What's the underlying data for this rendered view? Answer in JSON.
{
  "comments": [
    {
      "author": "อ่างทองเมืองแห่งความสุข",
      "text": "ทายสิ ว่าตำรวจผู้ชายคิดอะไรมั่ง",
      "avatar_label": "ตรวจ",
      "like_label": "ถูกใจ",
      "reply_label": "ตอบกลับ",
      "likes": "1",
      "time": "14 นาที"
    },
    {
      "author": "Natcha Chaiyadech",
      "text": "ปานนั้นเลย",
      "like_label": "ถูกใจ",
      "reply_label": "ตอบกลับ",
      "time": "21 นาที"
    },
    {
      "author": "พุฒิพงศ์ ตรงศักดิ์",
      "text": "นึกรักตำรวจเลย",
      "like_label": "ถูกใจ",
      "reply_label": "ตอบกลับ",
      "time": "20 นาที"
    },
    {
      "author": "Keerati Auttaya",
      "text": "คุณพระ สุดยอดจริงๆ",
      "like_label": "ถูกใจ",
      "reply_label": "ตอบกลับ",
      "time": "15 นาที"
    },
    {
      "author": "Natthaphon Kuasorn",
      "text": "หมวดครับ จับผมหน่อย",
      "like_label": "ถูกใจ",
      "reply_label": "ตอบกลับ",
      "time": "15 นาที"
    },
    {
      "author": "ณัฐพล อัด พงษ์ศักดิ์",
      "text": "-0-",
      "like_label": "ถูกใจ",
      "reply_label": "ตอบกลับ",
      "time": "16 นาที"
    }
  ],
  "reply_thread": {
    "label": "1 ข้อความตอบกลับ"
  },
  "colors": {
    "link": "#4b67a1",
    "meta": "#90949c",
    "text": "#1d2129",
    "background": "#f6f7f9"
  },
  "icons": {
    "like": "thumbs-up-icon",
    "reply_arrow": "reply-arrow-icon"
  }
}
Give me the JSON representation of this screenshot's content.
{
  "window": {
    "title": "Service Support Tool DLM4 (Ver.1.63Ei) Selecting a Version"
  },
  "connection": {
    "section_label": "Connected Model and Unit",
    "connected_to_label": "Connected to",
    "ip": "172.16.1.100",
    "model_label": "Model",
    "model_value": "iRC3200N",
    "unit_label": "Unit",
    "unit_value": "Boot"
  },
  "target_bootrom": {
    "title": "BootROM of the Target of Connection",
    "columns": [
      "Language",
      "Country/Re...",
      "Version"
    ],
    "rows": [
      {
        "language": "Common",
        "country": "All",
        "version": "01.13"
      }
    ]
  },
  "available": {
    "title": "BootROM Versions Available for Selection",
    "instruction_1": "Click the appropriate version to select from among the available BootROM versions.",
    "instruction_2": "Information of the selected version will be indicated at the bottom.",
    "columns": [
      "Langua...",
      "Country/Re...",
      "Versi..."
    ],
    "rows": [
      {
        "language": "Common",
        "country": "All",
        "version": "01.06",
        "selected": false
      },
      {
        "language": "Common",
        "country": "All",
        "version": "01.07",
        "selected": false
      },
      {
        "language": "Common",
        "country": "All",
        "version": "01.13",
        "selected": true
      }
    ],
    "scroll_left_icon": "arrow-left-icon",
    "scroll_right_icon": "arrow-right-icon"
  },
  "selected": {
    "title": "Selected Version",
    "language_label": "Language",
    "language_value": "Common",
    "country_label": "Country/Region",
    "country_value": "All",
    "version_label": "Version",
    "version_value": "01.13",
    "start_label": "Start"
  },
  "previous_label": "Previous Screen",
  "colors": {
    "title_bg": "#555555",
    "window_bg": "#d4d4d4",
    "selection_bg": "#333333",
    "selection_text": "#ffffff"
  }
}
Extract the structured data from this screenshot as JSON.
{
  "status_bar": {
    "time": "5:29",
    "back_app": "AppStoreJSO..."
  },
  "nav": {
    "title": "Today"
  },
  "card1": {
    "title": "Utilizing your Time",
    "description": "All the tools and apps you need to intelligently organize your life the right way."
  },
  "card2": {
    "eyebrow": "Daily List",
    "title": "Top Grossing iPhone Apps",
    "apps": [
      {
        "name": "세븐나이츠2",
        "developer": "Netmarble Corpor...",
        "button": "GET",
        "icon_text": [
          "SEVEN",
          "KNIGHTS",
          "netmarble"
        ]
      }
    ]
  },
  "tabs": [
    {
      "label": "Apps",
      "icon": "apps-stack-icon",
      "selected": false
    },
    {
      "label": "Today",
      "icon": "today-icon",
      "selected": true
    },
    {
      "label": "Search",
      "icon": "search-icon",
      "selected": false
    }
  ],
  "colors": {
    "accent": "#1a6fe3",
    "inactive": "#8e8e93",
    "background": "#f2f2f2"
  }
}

▶ [EXERCISE DIRECTIONS]
Each line above that includes "background" should be shown.

▶ [RESPONSE BELOW]
    "background": "#f6f7f9"
    "background": "#f2f2f2"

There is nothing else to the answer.